## [Short task]
Keep the images out and copy every entry below exactly.

## [Data provided]
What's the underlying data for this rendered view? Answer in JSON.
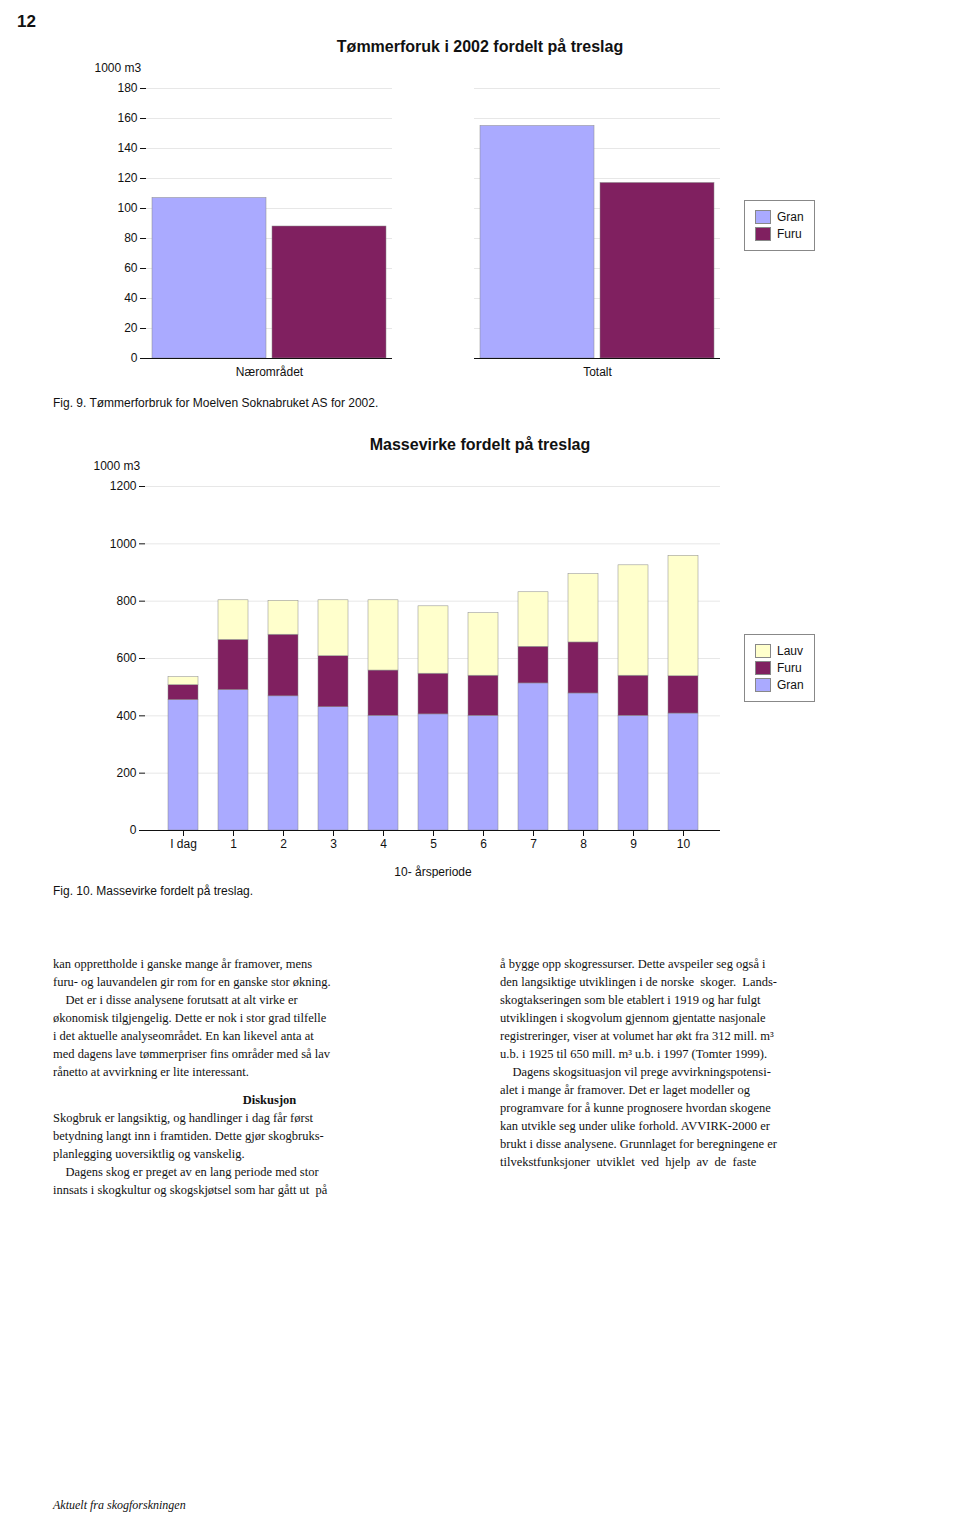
{
  "page_number": "12",
  "chart_data": [
    {
      "type": "bar",
      "title": "Tømmerforuk i 2002 fordelt på treslag",
      "categories": [
        "Nærområdet",
        "Totalt"
      ],
      "series": [
        {
          "name": "Gran",
          "color": "#aaaaff",
          "values": [
            107,
            155
          ]
        },
        {
          "name": "Furu",
          "color": "#802060",
          "values": [
            88,
            117
          ]
        }
      ],
      "ylabel": "1000 m3",
      "ylim": [
        0,
        180
      ],
      "yticks": [
        0,
        20,
        40,
        60,
        80,
        100,
        120,
        140,
        160,
        180
      ],
      "grid": true,
      "legend": "right",
      "caption": "Fig. 9. Tømmerforbruk for Moelven Soknabruket AS for 2002."
    },
    {
      "type": "bar",
      "stacked": true,
      "title": "Massevirke fordelt på treslag",
      "categories": [
        "I dag",
        "1",
        "2",
        "3",
        "4",
        "5",
        "6",
        "7",
        "8",
        "9",
        "10"
      ],
      "series": [
        {
          "name": "Gran",
          "color": "#aaaaff",
          "values": [
            455,
            490,
            468,
            430,
            400,
            405,
            400,
            513,
            478,
            400,
            408
          ]
        },
        {
          "name": "Furu",
          "color": "#802060",
          "values": [
            52,
            175,
            215,
            178,
            158,
            142,
            140,
            128,
            178,
            140,
            130
          ]
        },
        {
          "name": "Lauv",
          "color": "#ffffcc",
          "values": [
            28,
            138,
            118,
            195,
            245,
            235,
            218,
            190,
            238,
            385,
            420
          ]
        }
      ],
      "ylabel": "1000 m3",
      "xlabel": "10- årsperiode",
      "ylim": [
        0,
        1200
      ],
      "yticks": [
        0,
        200,
        400,
        600,
        800,
        1000,
        1200
      ],
      "grid": true,
      "legend": "right",
      "caption": "Fig. 10. Massevirke fordelt på treslag."
    }
  ],
  "text": {
    "col1_lines": [
      "kan opprettholde i ganske mange år framover, mens",
      "furu- og lauvandelen gir rom for en ganske stor økning.",
      "    Det er i disse analysene forutsatt at alt virke er",
      "økonomisk tilgjengelig. Dette er nok i stor grad tilfelle",
      "i det aktuelle analyseområdet. En kan likevel anta at",
      "med dagens lave tømmerpriser fins områder med så lav",
      "rånetto at avvirkning er lite interessant."
    ],
    "diskusjon_header": "Diskusjon",
    "diskusjon_lines": [
      "Skogbruk er langsiktig, og handlinger i dag får først",
      "betydning langt inn i framtiden. Dette gjør skogbruks-",
      "planlegging uoversiktlig og vanskelig.",
      "    Dagens skog er preget av en lang periode med stor",
      "innsats i skogkultur og skogskjøtsel som har gått ut  på"
    ],
    "col2_lines": [
      "å bygge opp skogressurser. Dette avspeiler seg også i",
      "den langsiktige utviklingen i de norske  skoger.  Lands-",
      "skogtakseringen som ble etablert i 1919 og har fulgt",
      "utviklingen i skogvolum gjennom gjentatte nasjonale",
      "registreringer, viser at volumet har økt fra 312 mill. m³",
      "u.b. i 1925 til 650 mill. m³ u.b. i 1997 (Tomter 1999).",
      "    Dagens skogsituasjon vil prege avvirkningspotensi-",
      "alet i mange år framover. Det er laget modeller og",
      "programvare for å kunne prognosere hvordan skogene",
      "kan utvikle seg under ulike forhold. AVVIRK-2000 er",
      "brukt i disse analysene. Grunnlaget for beregningene er",
      "tilvekstfunksjoner  utviklet  ved  hjelp  av  de  faste"
    ],
    "footer": "Aktuelt fra skogforskningen"
  }
}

## [Final result]
What's the underlying data for this rendered view? Answer in JSON.
{
  "page_number": "12",
  "chart_data": [
    {
      "type": "bar",
      "title": "Tømmerforuk i 2002 fordelt på treslag",
      "categories": [
        "Nærområdet",
        "Totalt"
      ],
      "series": [
        {
          "name": "Gran",
          "color": "#aaaaff",
          "values": [
            107,
            155
          ]
        },
        {
          "name": "Furu",
          "color": "#802060",
          "values": [
            88,
            117
          ]
        }
      ],
      "ylabel": "1000 m3",
      "ylim": [
        0,
        180
      ],
      "yticks": [
        0,
        20,
        40,
        60,
        80,
        100,
        120,
        140,
        160,
        180
      ],
      "grid": true,
      "legend": "right",
      "caption": "Fig. 9. Tømmerforbruk for Moelven Soknabruket AS for 2002."
    },
    {
      "type": "bar",
      "stacked": true,
      "title": "Massevirke fordelt på treslag",
      "categories": [
        "I dag",
        "1",
        "2",
        "3",
        "4",
        "5",
        "6",
        "7",
        "8",
        "9",
        "10"
      ],
      "series": [
        {
          "name": "Gran",
          "color": "#aaaaff",
          "values": [
            455,
            490,
            468,
            430,
            400,
            405,
            400,
            513,
            478,
            400,
            408
          ]
        },
        {
          "name": "Furu",
          "color": "#802060",
          "values": [
            52,
            175,
            215,
            178,
            158,
            142,
            140,
            128,
            178,
            140,
            130
          ]
        },
        {
          "name": "Lauv",
          "color": "#ffffcc",
          "values": [
            28,
            138,
            118,
            195,
            245,
            235,
            218,
            190,
            238,
            385,
            420
          ]
        }
      ],
      "ylabel": "1000 m3",
      "xlabel": "10- årsperiode",
      "ylim": [
        0,
        1200
      ],
      "yticks": [
        0,
        200,
        400,
        600,
        800,
        1000,
        1200
      ],
      "grid": true,
      "legend": "right",
      "caption": "Fig. 10. Massevirke fordelt på treslag."
    }
  ],
  "text": {
    "col1_lines": [
      "kan opprettholde i ganske mange år framover, mens",
      "furu- og lauvandelen gir rom for en ganske stor økning.",
      "    Det er i disse analysene forutsatt at alt virke er",
      "økonomisk tilgjengelig. Dette er nok i stor grad tilfelle",
      "i det aktuelle analyseområdet. En kan likevel anta at",
      "med dagens lave tømmerpriser fins områder med så lav",
      "rånetto at avvirkning er lite interessant."
    ],
    "diskusjon_header": "Diskusjon",
    "diskusjon_lines": [
      "Skogbruk er langsiktig, og handlinger i dag får først",
      "betydning langt inn i framtiden. Dette gjør skogbruks-",
      "planlegging uoversiktlig og vanskelig.",
      "    Dagens skog er preget av en lang periode med stor",
      "innsats i skogkultur og skogskjøtsel som har gått ut  på"
    ],
    "col2_lines": [
      "å bygge opp skogressurser. Dette avspeiler seg også i",
      "den langsiktige utviklingen i de norske  skoger.  Lands-",
      "skogtakseringen som ble etablert i 1919 og har fulgt",
      "utviklingen i skogvolum gjennom gjentatte nasjonale",
      "registreringer, viser at volumet har økt fra 312 mill. m³",
      "u.b. i 1925 til 650 mill. m³ u.b. i 1997 (Tomter 1999).",
      "    Dagens skogsituasjon vil prege avvirkningspotensi-",
      "alet i mange år framover. Det er laget modeller og",
      "programvare for å kunne prognosere hvordan skogene",
      "kan utvikle seg under ulike forhold. AVVIRK-2000 er",
      "brukt i disse analysene. Grunnlaget for beregningene er",
      "tilvekstfunksjoner  utviklet  ved  hjelp  av  de  faste"
    ],
    "footer": "Aktuelt fra skogforskningen"
  }
}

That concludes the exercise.